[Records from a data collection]
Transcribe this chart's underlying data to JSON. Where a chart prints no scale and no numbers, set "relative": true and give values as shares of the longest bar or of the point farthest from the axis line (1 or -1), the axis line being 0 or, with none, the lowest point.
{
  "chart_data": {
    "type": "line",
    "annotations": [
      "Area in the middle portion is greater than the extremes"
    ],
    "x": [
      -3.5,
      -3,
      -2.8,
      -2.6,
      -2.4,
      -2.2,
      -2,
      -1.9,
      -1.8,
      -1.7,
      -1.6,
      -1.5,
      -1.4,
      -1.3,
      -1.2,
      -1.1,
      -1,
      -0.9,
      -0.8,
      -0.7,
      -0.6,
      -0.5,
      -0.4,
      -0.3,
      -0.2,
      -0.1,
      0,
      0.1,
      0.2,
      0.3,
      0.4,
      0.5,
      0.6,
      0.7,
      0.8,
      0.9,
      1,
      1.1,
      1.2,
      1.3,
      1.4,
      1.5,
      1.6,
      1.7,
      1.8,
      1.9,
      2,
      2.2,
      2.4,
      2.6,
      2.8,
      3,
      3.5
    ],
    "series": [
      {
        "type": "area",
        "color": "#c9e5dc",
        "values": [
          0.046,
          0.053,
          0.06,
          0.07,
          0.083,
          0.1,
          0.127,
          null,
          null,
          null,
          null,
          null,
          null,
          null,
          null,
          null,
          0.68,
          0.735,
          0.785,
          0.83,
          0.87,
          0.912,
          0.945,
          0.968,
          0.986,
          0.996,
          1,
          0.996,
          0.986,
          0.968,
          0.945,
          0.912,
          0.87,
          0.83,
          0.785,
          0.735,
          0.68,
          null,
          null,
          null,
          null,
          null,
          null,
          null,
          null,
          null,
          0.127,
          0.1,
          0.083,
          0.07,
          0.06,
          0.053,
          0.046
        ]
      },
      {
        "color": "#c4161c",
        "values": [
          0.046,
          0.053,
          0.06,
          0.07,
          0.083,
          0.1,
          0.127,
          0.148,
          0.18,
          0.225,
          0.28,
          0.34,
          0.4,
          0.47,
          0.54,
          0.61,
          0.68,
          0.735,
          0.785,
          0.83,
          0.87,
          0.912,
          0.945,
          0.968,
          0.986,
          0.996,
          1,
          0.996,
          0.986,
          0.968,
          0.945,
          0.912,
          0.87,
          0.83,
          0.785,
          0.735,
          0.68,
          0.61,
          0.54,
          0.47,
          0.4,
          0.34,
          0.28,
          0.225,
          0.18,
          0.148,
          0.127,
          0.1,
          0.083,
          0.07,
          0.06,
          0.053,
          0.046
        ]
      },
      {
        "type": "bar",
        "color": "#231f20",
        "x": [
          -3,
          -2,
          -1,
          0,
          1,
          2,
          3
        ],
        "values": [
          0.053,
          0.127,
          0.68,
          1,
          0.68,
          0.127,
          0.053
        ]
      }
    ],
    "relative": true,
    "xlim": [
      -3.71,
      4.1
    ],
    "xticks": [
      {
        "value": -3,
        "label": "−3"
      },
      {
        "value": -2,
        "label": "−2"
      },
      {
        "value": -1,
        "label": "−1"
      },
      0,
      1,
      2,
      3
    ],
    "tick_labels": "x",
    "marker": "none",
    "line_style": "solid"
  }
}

**What is being asked**: Reproduce the entire listing word for word.

**Response to the exercise**:
Transcribe this chart's underlying data to JSON. Where a chart prints no scale and no numbers, set "relative": true and give values as shares of the longest bar or of the point farthest from the axis line (1 or -1), the axis line being 0 or, with none, the lowest point.
{
  "chart_data": {
    "type": "line",
    "annotations": [
      "Area in the middle portion is greater than the extremes"
    ],
    "x": [
      -3.5,
      -3,
      -2.8,
      -2.6,
      -2.4,
      -2.2,
      -2,
      -1.9,
      -1.8,
      -1.7,
      -1.6,
      -1.5,
      -1.4,
      -1.3,
      -1.2,
      -1.1,
      -1,
      -0.9,
      -0.8,
      -0.7,
      -0.6,
      -0.5,
      -0.4,
      -0.3,
      -0.2,
      -0.1,
      0,
      0.1,
      0.2,
      0.3,
      0.4,
      0.5,
      0.6,
      0.7,
      0.8,
      0.9,
      1,
      1.1,
      1.2,
      1.3,
      1.4,
      1.5,
      1.6,
      1.7,
      1.8,
      1.9,
      2,
      2.2,
      2.4,
      2.6,
      2.8,
      3,
      3.5
    ],
    "series": [
      {
        "type": "area",
        "color": "#c9e5dc",
        "values": [
          0.046,
          0.053,
          0.06,
          0.07,
          0.083,
          0.1,
          0.127,
          null,
          null,
          null,
          null,
          null,
          null,
          null,
          null,
          null,
          0.68,
          0.735,
          0.785,
          0.83,
          0.87,
          0.912,
          0.945,
          0.968,
          0.986,
          0.996,
          1,
          0.996,
          0.986,
          0.968,
          0.945,
          0.912,
          0.87,
          0.83,
          0.785,
          0.735,
          0.68,
          null,
          null,
          null,
          null,
          null,
          null,
          null,
          null,
          null,
          0.127,
          0.1,
          0.083,
          0.07,
          0.06,
          0.053,
          0.046
        ]
      },
      {
        "color": "#c4161c",
        "values": [
          0.046,
          0.053,
          0.06,
          0.07,
          0.083,
          0.1,
          0.127,
          0.148,
          0.18,
          0.225,
          0.28,
          0.34,
          0.4,
          0.47,
          0.54,
          0.61,
          0.68,
          0.735,
          0.785,
          0.83,
          0.87,
          0.912,
          0.945,
          0.968,
          0.986,
          0.996,
          1,
          0.996,
          0.986,
          0.968,
          0.945,
          0.912,
          0.87,
          0.83,
          0.785,
          0.735,
          0.68,
          0.61,
          0.54,
          0.47,
          0.4,
          0.34,
          0.28,
          0.225,
          0.18,
          0.148,
          0.127,
          0.1,
          0.083,
          0.07,
          0.06,
          0.053,
          0.046
        ]
      },
      {
        "type": "bar",
        "color": "#231f20",
        "x": [
          -3,
          -2,
          -1,
          0,
          1,
          2,
          3
        ],
        "values": [
          0.053,
          0.127,
          0.68,
          1,
          0.68,
          0.127,
          0.053
        ]
      }
    ],
    "relative": true,
    "xlim": [
      -3.71,
      4.1
    ],
    "xticks": [
      {
        "value": -3,
        "label": "−3"
      },
      {
        "value": -2,
        "label": "−2"
      },
      {
        "value": -1,
        "label": "−1"
      },
      0,
      1,
      2,
      3
    ],
    "tick_labels": "x",
    "marker": "none",
    "line_style": "solid"
  }
}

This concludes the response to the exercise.